### ROWS

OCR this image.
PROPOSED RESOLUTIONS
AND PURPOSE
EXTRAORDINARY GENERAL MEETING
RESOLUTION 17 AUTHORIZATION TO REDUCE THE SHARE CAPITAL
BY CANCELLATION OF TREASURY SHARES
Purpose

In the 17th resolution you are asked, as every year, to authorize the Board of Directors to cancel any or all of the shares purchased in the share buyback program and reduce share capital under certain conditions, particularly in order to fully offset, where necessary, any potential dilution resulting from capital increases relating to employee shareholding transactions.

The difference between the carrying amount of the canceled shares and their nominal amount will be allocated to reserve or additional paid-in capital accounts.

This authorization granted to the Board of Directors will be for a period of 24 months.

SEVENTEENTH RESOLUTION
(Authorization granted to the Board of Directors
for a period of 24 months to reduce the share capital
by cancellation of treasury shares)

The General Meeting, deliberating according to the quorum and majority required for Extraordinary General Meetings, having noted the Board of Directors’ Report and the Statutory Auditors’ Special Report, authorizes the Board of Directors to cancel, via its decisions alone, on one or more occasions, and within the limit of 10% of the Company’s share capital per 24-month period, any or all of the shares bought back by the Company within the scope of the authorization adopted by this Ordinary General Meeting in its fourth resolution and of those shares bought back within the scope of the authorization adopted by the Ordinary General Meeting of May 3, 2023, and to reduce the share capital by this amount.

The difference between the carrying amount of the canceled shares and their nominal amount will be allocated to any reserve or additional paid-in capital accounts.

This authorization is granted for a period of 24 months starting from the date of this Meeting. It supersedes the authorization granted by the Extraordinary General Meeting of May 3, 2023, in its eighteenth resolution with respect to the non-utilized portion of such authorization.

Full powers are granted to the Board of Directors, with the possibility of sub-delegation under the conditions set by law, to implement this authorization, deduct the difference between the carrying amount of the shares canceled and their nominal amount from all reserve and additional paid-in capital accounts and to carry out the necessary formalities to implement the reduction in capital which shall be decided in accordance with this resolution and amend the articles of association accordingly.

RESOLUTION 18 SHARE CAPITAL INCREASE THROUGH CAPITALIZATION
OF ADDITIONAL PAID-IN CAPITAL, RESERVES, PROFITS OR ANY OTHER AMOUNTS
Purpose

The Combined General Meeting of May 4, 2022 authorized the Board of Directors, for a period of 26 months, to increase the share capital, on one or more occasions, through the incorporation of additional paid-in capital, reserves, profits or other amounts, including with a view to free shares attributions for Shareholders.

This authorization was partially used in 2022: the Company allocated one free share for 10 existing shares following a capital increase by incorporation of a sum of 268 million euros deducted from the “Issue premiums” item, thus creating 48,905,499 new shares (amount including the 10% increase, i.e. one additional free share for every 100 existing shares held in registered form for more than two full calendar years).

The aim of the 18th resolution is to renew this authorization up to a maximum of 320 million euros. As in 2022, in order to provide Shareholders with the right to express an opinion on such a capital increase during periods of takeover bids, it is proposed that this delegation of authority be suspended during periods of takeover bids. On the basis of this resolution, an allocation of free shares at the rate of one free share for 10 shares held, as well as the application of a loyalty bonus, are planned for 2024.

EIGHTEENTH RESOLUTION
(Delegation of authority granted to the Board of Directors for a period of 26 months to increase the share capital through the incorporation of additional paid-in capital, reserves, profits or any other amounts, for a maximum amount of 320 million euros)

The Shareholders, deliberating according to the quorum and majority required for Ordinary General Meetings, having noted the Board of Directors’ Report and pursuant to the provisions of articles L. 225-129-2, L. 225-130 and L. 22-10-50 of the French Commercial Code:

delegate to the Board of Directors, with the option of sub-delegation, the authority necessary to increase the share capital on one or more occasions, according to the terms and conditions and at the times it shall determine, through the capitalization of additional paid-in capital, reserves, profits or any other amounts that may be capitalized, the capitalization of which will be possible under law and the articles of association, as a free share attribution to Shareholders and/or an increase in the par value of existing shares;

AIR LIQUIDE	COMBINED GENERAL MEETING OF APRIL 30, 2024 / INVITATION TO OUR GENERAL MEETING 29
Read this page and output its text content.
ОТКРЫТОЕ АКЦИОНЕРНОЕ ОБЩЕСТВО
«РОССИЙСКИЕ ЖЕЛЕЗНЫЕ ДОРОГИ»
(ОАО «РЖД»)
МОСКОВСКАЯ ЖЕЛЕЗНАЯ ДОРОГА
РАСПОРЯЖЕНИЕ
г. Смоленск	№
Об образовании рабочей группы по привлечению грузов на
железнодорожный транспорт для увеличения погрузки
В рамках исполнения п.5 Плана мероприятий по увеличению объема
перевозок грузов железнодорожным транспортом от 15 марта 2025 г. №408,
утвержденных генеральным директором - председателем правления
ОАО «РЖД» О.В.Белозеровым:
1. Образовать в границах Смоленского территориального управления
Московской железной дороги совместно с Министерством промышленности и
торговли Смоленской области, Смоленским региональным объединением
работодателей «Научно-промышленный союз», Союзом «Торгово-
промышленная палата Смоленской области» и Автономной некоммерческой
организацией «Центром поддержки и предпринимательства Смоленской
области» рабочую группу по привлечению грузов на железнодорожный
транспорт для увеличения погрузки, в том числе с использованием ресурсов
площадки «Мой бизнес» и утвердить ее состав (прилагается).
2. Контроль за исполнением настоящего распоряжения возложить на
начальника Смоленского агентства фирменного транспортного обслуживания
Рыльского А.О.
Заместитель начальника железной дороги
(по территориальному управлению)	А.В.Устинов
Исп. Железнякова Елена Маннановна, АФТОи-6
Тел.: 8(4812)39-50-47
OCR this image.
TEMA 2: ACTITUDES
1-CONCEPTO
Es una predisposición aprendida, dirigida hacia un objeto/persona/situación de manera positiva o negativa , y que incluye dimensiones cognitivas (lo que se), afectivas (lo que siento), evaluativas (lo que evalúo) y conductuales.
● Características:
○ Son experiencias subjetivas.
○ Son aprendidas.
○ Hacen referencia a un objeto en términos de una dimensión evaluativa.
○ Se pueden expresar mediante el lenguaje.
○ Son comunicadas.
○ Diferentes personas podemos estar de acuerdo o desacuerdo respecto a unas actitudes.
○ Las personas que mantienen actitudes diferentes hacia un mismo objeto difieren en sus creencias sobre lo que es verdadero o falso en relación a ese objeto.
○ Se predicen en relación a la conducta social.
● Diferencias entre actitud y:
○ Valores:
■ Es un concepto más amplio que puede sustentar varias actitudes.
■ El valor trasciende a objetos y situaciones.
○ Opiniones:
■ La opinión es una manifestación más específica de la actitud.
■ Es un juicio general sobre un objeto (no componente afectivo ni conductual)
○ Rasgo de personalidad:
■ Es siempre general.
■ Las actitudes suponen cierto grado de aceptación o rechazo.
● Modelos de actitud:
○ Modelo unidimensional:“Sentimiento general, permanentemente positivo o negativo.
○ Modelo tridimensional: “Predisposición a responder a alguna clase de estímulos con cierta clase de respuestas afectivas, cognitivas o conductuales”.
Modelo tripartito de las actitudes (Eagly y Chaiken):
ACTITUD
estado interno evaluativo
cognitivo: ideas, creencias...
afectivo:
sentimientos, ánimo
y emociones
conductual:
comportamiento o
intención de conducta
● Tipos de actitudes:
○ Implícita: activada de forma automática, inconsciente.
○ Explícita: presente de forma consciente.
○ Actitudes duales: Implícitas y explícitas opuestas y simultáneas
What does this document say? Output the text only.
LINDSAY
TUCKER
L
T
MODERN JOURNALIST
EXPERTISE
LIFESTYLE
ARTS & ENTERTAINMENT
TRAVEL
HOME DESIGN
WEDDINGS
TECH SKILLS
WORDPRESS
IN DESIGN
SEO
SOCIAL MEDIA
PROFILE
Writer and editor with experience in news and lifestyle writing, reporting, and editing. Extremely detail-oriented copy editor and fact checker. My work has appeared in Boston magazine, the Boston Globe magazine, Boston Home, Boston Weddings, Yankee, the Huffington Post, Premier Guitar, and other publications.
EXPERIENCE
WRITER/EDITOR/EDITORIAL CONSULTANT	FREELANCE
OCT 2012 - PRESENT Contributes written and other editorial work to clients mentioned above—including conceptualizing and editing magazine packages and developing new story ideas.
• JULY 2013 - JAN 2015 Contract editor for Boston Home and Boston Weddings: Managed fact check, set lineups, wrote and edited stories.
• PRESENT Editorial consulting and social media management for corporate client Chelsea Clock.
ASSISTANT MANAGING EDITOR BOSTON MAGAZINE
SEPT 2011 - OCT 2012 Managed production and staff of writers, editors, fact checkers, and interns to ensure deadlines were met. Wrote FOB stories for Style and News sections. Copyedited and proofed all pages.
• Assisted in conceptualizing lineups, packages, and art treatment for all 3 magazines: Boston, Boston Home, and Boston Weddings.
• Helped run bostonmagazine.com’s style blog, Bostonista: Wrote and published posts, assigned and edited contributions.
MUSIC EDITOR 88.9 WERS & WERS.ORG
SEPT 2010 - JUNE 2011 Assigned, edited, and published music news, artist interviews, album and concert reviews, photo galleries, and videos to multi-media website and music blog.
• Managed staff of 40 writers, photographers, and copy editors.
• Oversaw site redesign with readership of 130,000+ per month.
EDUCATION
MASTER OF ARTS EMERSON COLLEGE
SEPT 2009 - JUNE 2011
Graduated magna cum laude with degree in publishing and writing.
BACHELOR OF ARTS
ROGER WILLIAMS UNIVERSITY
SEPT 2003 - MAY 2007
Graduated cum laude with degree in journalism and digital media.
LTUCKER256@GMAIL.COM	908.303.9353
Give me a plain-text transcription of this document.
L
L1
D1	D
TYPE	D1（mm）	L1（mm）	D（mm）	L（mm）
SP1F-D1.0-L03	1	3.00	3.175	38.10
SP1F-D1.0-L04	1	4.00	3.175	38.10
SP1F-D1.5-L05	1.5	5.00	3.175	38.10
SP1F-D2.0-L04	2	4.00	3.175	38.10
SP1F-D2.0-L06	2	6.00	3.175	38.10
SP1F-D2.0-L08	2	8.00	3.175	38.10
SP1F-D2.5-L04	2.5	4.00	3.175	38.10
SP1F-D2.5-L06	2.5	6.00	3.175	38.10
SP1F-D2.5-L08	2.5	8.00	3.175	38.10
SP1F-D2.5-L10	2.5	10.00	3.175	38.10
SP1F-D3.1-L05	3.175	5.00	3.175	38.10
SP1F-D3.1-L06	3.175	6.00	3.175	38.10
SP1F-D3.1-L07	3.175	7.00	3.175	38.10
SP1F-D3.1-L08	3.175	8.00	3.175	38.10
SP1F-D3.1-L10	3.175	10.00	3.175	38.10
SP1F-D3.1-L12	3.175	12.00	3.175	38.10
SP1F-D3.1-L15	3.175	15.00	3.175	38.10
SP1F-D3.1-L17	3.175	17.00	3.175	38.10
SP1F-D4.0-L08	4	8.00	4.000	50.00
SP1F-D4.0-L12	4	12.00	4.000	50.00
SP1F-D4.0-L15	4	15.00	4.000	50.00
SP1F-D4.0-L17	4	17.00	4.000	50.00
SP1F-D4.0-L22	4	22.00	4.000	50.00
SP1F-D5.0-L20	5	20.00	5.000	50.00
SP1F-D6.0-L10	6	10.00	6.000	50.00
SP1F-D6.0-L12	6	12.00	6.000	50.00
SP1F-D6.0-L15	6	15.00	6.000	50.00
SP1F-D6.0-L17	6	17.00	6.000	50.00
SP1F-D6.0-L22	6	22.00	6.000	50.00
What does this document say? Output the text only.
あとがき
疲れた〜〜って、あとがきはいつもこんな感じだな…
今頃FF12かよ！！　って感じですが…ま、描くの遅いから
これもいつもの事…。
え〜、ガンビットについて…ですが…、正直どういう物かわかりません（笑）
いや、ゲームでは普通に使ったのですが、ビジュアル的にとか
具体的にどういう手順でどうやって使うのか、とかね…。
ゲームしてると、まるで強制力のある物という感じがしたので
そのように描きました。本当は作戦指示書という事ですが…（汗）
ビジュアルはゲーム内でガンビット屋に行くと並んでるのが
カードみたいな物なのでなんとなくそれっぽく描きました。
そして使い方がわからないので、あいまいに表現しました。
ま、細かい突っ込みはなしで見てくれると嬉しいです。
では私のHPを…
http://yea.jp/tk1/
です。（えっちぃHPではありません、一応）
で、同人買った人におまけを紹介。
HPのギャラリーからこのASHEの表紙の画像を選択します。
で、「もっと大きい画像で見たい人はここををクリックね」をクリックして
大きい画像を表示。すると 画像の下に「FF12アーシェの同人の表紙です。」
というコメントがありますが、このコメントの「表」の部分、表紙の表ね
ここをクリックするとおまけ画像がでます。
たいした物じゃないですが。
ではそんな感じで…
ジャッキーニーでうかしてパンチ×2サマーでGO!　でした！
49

######

PROBLEM REQUIREMENTS:
Pick out the lines that have the word "sobre". Copy them all.

FINAL RESULT:
○ Las personas que mantienen actitudes diferentes hacia un mismo objeto difieren en sus creencias sobre lo que es verdadero o falso en relación a ese objeto.
■ Es un juicio general sobre un objeto (no componente afectivo ni conductual)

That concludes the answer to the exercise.